*** Begin section ***

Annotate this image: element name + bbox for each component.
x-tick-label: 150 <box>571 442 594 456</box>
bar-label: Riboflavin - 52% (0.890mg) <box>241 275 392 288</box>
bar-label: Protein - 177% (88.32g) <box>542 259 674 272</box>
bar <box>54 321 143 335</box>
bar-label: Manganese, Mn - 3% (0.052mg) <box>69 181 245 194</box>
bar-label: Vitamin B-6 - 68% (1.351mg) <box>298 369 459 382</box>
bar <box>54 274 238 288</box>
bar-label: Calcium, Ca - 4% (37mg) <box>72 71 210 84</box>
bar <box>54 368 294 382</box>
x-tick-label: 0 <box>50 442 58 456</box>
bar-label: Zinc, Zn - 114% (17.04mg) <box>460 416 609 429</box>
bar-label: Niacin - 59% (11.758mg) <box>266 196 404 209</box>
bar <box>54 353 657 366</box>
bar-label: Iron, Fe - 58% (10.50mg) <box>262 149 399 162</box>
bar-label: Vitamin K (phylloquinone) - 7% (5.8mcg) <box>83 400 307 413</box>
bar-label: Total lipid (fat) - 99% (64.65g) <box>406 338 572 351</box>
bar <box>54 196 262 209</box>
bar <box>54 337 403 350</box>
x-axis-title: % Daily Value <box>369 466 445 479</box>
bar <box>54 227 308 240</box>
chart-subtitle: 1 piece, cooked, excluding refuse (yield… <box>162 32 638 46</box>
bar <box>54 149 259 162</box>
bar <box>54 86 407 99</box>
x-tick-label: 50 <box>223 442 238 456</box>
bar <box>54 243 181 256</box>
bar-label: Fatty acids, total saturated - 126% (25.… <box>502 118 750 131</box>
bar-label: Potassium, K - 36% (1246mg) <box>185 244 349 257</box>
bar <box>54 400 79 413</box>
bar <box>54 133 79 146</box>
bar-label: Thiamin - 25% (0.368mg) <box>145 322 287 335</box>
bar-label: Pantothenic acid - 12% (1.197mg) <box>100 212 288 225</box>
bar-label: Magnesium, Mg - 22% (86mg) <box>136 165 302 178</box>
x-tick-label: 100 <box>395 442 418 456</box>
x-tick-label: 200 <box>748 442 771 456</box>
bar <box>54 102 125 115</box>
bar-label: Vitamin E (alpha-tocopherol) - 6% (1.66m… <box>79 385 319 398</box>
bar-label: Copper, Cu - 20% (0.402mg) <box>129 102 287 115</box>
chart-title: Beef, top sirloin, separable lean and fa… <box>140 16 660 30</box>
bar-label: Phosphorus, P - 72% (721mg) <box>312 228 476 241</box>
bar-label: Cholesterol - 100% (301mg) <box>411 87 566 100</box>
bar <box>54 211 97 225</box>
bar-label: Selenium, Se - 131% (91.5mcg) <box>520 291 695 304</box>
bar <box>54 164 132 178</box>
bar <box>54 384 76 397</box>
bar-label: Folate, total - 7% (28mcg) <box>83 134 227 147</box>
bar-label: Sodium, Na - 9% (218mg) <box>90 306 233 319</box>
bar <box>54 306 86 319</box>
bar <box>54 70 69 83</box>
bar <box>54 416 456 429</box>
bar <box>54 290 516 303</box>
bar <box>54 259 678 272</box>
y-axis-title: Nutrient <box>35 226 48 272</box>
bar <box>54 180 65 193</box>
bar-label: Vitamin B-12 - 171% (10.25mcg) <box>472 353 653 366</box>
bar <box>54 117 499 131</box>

*** End section ***

## What needs to be done
Produce the records once again, exactly as they stand above.

## Your response
Annotate this image: element name + bbox for each component.
x-tick-label: 150 <box>571 442 594 456</box>
bar-label: Riboflavin - 52% (0.890mg) <box>241 275 392 288</box>
bar-label: Protein - 177% (88.32g) <box>542 259 674 272</box>
bar <box>54 321 143 335</box>
bar-label: Manganese, Mn - 3% (0.052mg) <box>69 181 245 194</box>
bar-label: Vitamin B-6 - 68% (1.351mg) <box>298 369 459 382</box>
bar <box>54 274 238 288</box>
bar-label: Calcium, Ca - 4% (37mg) <box>72 71 210 84</box>
bar <box>54 368 294 382</box>
x-tick-label: 0 <box>50 442 58 456</box>
bar-label: Zinc, Zn - 114% (17.04mg) <box>460 416 609 429</box>
bar-label: Niacin - 59% (11.758mg) <box>266 196 404 209</box>
bar <box>54 353 657 366</box>
bar-label: Iron, Fe - 58% (10.50mg) <box>262 149 399 162</box>
bar-label: Vitamin K (phylloquinone) - 7% (5.8mcg) <box>83 400 307 413</box>
bar-label: Total lipid (fat) - 99% (64.65g) <box>406 338 572 351</box>
bar <box>54 196 262 209</box>
bar <box>54 337 403 350</box>
x-axis-title: % Daily Value <box>369 466 445 479</box>
bar <box>54 227 308 240</box>
chart-subtitle: 1 piece, cooked, excluding refuse (yield… <box>162 32 638 46</box>
bar <box>54 149 259 162</box>
bar <box>54 86 407 99</box>
x-tick-label: 50 <box>223 442 238 456</box>
bar <box>54 243 181 256</box>
bar-label: Fatty acids, total saturated - 126% (25.… <box>502 118 750 131</box>
bar-label: Potassium, K - 36% (1246mg) <box>185 244 349 257</box>
bar <box>54 400 79 413</box>
bar <box>54 133 79 146</box>
bar-label: Thiamin - 25% (0.368mg) <box>145 322 287 335</box>
bar-label: Pantothenic acid - 12% (1.197mg) <box>100 212 288 225</box>
bar-label: Magnesium, Mg - 22% (86mg) <box>136 165 302 178</box>
x-tick-label: 100 <box>395 442 418 456</box>
x-tick-label: 200 <box>748 442 771 456</box>
bar <box>54 102 125 115</box>
bar-label: Vitamin E (alpha-tocopherol) - 6% (1.66m… <box>79 385 319 398</box>
bar-label: Copper, Cu - 20% (0.402mg) <box>129 102 287 115</box>
chart-title: Beef, top sirloin, separable lean and fa… <box>140 16 660 30</box>
bar-label: Phosphorus, P - 72% (721mg) <box>312 228 476 241</box>
bar-label: Cholesterol - 100% (301mg) <box>411 87 566 100</box>
bar <box>54 211 97 225</box>
bar-label: Selenium, Se - 131% (91.5mcg) <box>520 291 695 304</box>
bar <box>54 164 132 178</box>
bar <box>54 384 76 397</box>
bar-label: Folate, total - 7% (28mcg) <box>83 134 227 147</box>
bar-label: Sodium, Na - 9% (218mg) <box>90 306 233 319</box>
bar <box>54 306 86 319</box>
bar <box>54 70 69 83</box>
bar <box>54 416 456 429</box>
bar <box>54 290 516 303</box>
bar <box>54 259 678 272</box>
y-axis-title: Nutrient <box>35 226 48 272</box>
bar <box>54 180 65 193</box>
bar-label: Vitamin B-12 - 171% (10.25mcg) <box>472 353 653 366</box>
bar <box>54 117 499 131</box>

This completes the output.